# [WRITTEN PROBLEM]
Give a verbatim quotation of every record.
################
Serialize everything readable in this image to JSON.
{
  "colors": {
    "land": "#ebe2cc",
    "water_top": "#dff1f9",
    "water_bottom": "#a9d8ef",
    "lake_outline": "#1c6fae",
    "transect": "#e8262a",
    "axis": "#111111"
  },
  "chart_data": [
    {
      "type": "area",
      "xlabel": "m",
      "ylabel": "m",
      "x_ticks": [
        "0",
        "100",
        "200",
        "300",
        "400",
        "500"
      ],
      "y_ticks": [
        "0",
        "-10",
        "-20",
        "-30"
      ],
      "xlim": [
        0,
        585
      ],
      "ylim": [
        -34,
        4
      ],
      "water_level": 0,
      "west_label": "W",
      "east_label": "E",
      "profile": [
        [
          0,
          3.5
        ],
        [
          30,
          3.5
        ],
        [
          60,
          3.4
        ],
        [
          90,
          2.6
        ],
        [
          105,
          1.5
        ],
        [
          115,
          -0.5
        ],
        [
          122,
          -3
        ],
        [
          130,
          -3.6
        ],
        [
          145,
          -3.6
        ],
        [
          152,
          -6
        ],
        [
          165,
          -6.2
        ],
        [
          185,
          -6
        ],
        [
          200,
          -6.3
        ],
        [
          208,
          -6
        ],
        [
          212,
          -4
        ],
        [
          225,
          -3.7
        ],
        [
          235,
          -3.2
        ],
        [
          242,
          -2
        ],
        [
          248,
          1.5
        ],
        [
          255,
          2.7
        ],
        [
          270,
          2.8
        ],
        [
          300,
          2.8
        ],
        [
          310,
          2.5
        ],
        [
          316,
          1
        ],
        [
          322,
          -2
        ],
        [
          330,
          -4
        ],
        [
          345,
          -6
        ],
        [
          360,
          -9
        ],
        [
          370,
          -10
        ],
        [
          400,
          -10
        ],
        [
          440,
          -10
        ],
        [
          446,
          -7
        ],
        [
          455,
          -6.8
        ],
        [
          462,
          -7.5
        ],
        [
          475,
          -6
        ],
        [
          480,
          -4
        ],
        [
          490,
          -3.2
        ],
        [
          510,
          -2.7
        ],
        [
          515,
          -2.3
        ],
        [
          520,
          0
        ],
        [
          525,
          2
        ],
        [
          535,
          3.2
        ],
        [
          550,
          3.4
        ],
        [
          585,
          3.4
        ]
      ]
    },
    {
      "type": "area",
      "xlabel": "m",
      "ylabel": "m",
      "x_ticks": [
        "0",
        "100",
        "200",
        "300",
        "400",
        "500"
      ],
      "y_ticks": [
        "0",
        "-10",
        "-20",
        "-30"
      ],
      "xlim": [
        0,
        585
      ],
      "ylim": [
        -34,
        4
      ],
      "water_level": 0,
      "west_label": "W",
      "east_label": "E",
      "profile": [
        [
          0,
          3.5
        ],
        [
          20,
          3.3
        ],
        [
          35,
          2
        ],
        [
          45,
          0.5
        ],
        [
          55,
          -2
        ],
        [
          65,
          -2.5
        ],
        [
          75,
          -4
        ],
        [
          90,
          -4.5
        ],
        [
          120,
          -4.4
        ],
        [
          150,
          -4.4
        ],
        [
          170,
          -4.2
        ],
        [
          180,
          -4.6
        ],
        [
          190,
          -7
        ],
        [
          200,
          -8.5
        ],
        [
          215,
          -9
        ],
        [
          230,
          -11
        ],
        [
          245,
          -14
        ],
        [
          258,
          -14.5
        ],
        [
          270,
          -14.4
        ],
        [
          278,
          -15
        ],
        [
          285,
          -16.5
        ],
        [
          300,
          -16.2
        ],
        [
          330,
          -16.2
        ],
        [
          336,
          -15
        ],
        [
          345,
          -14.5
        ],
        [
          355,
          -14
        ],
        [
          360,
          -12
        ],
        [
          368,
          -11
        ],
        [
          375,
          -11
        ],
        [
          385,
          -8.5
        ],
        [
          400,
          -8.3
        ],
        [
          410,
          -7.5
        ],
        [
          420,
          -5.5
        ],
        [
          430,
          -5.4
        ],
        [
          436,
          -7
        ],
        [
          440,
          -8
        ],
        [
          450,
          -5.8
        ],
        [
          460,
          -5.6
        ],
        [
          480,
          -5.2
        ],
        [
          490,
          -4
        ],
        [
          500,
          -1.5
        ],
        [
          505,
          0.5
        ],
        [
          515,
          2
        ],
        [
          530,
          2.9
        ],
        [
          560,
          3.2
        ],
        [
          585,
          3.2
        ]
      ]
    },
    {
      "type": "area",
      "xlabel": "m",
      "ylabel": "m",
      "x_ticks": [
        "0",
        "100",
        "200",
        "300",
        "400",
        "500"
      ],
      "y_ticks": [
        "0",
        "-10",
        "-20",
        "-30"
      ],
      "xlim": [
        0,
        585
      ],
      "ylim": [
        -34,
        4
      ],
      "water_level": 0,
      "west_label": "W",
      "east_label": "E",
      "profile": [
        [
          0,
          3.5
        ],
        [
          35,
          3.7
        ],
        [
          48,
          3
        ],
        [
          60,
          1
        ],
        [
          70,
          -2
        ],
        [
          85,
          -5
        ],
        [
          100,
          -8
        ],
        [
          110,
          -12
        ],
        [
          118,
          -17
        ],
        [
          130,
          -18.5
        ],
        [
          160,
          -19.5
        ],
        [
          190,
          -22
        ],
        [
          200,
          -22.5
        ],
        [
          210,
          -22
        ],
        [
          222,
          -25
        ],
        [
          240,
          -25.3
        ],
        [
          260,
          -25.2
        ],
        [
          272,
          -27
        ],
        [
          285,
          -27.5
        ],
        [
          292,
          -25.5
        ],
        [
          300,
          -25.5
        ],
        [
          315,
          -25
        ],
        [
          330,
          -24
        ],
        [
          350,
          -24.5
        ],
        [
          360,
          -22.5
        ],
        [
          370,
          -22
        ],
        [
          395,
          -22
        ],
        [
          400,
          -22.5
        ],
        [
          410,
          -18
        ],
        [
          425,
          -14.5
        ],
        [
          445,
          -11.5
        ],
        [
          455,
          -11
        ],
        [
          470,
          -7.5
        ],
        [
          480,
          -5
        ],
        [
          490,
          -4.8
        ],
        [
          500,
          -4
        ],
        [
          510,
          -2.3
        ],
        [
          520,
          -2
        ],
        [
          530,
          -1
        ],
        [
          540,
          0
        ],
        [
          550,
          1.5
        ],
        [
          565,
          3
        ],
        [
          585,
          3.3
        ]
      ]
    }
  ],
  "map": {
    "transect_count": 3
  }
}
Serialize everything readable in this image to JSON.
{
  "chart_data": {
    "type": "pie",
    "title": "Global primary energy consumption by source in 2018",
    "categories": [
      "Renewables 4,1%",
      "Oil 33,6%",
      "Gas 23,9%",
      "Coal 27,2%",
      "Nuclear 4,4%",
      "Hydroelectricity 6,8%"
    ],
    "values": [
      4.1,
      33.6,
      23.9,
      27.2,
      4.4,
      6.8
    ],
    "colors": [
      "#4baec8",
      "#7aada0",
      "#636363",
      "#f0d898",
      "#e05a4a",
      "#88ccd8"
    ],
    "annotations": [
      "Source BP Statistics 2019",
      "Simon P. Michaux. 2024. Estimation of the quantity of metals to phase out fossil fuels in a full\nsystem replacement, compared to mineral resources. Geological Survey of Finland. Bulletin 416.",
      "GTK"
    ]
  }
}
################
# [FULL ANSWER]
Serialize everything readable in this image to JSON.
{
  "colors": {
    "land": "#ebe2cc",
    "water_top": "#dff1f9",
    "water_bottom": "#a9d8ef",
    "lake_outline": "#1c6fae",
    "transect": "#e8262a",
    "axis": "#111111"
  },
  "chart_data": [
    {
      "type": "area",
      "xlabel": "m",
      "ylabel": "m",
      "x_ticks": [
        "0",
        "100",
        "200",
        "300",
        "400",
        "500"
      ],
      "y_ticks": [
        "0",
        "-10",
        "-20",
        "-30"
      ],
      "xlim": [
        0,
        585
      ],
      "ylim": [
        -34,
        4
      ],
      "water_level": 0,
      "west_label": "W",
      "east_label": "E",
      "profile": [
        [
          0,
          3.5
        ],
        [
          30,
          3.5
        ],
        [
          60,
          3.4
        ],
        [
          90,
          2.6
        ],
        [
          105,
          1.5
        ],
        [
          115,
          -0.5
        ],
        [
          122,
          -3
        ],
        [
          130,
          -3.6
        ],
        [
          145,
          -3.6
        ],
        [
          152,
          -6
        ],
        [
          165,
          -6.2
        ],
        [
          185,
          -6
        ],
        [
          200,
          -6.3
        ],
        [
          208,
          -6
        ],
        [
          212,
          -4
        ],
        [
          225,
          -3.7
        ],
        [
          235,
          -3.2
        ],
        [
          242,
          -2
        ],
        [
          248,
          1.5
        ],
        [
          255,
          2.7
        ],
        [
          270,
          2.8
        ],
        [
          300,
          2.8
        ],
        [
          310,
          2.5
        ],
        [
          316,
          1
        ],
        [
          322,
          -2
        ],
        [
          330,
          -4
        ],
        [
          345,
          -6
        ],
        [
          360,
          -9
        ],
        [
          370,
          -10
        ],
        [
          400,
          -10
        ],
        [
          440,
          -10
        ],
        [
          446,
          -7
        ],
        [
          455,
          -6.8
        ],
        [
          462,
          -7.5
        ],
        [
          475,
          -6
        ],
        [
          480,
          -4
        ],
        [
          490,
          -3.2
        ],
        [
          510,
          -2.7
        ],
        [
          515,
          -2.3
        ],
        [
          520,
          0
        ],
        [
          525,
          2
        ],
        [
          535,
          3.2
        ],
        [
          550,
          3.4
        ],
        [
          585,
          3.4
        ]
      ]
    },
    {
      "type": "area",
      "xlabel": "m",
      "ylabel": "m",
      "x_ticks": [
        "0",
        "100",
        "200",
        "300",
        "400",
        "500"
      ],
      "y_ticks": [
        "0",
        "-10",
        "-20",
        "-30"
      ],
      "xlim": [
        0,
        585
      ],
      "ylim": [
        -34,
        4
      ],
      "water_level": 0,
      "west_label": "W",
      "east_label": "E",
      "profile": [
        [
          0,
          3.5
        ],
        [
          20,
          3.3
        ],
        [
          35,
          2
        ],
        [
          45,
          0.5
        ],
        [
          55,
          -2
        ],
        [
          65,
          -2.5
        ],
        [
          75,
          -4
        ],
        [
          90,
          -4.5
        ],
        [
          120,
          -4.4
        ],
        [
          150,
          -4.4
        ],
        [
          170,
          -4.2
        ],
        [
          180,
          -4.6
        ],
        [
          190,
          -7
        ],
        [
          200,
          -8.5
        ],
        [
          215,
          -9
        ],
        [
          230,
          -11
        ],
        [
          245,
          -14
        ],
        [
          258,
          -14.5
        ],
        [
          270,
          -14.4
        ],
        [
          278,
          -15
        ],
        [
          285,
          -16.5
        ],
        [
          300,
          -16.2
        ],
        [
          330,
          -16.2
        ],
        [
          336,
          -15
        ],
        [
          345,
          -14.5
        ],
        [
          355,
          -14
        ],
        [
          360,
          -12
        ],
        [
          368,
          -11
        ],
        [
          375,
          -11
        ],
        [
          385,
          -8.5
        ],
        [
          400,
          -8.3
        ],
        [
          410,
          -7.5
        ],
        [
          420,
          -5.5
        ],
        [
          430,
          -5.4
        ],
        [
          436,
          -7
        ],
        [
          440,
          -8
        ],
        [
          450,
          -5.8
        ],
        [
          460,
          -5.6
        ],
        [
          480,
          -5.2
        ],
        [
          490,
          -4
        ],
        [
          500,
          -1.5
        ],
        [
          505,
          0.5
        ],
        [
          515,
          2
        ],
        [
          530,
          2.9
        ],
        [
          560,
          3.2
        ],
        [
          585,
          3.2
        ]
      ]
    },
    {
      "type": "area",
      "xlabel": "m",
      "ylabel": "m",
      "x_ticks": [
        "0",
        "100",
        "200",
        "300",
        "400",
        "500"
      ],
      "y_ticks": [
        "0",
        "-10",
        "-20",
        "-30"
      ],
      "xlim": [
        0,
        585
      ],
      "ylim": [
        -34,
        4
      ],
      "water_level": 0,
      "west_label": "W",
      "east_label": "E",
      "profile": [
        [
          0,
          3.5
        ],
        [
          35,
          3.7
        ],
        [
          48,
          3
        ],
        [
          60,
          1
        ],
        [
          70,
          -2
        ],
        [
          85,
          -5
        ],
        [
          100,
          -8
        ],
        [
          110,
          -12
        ],
        [
          118,
          -17
        ],
        [
          130,
          -18.5
        ],
        [
          160,
          -19.5
        ],
        [
          190,
          -22
        ],
        [
          200,
          -22.5
        ],
        [
          210,
          -22
        ],
        [
          222,
          -25
        ],
        [
          240,
          -25.3
        ],
        [
          260,
          -25.2
        ],
        [
          272,
          -27
        ],
        [
          285,
          -27.5
        ],
        [
          292,
          -25.5
        ],
        [
          300,
          -25.5
        ],
        [
          315,
          -25
        ],
        [
          330,
          -24
        ],
        [
          350,
          -24.5
        ],
        [
          360,
          -22.5
        ],
        [
          370,
          -22
        ],
        [
          395,
          -22
        ],
        [
          400,
          -22.5
        ],
        [
          410,
          -18
        ],
        [
          425,
          -14.5
        ],
        [
          445,
          -11.5
        ],
        [
          455,
          -11
        ],
        [
          470,
          -7.5
        ],
        [
          480,
          -5
        ],
        [
          490,
          -4.8
        ],
        [
          500,
          -4
        ],
        [
          510,
          -2.3
        ],
        [
          520,
          -2
        ],
        [
          530,
          -1
        ],
        [
          540,
          0
        ],
        [
          550,
          1.5
        ],
        [
          565,
          3
        ],
        [
          585,
          3.3
        ]
      ]
    }
  ],
  "map": {
    "transect_count": 3
  }
}
Serialize everything readable in this image to JSON.
{
  "chart_data": {
    "type": "pie",
    "title": "Global primary energy consumption by source in 2018",
    "categories": [
      "Renewables 4,1%",
      "Oil 33,6%",
      "Gas 23,9%",
      "Coal 27,2%",
      "Nuclear 4,4%",
      "Hydroelectricity 6,8%"
    ],
    "values": [
      4.1,
      33.6,
      23.9,
      27.2,
      4.4,
      6.8
    ],
    "colors": [
      "#4baec8",
      "#7aada0",
      "#636363",
      "#f0d898",
      "#e05a4a",
      "#88ccd8"
    ],
    "annotations": [
      "Source BP Statistics 2019",
      "Simon P. Michaux. 2024. Estimation of the quantity of metals to phase out fossil fuels in a full\nsystem replacement, compared to mineral resources. Geological Survey of Finland. Bulletin 416.",
      "GTK"
    ]
  }
}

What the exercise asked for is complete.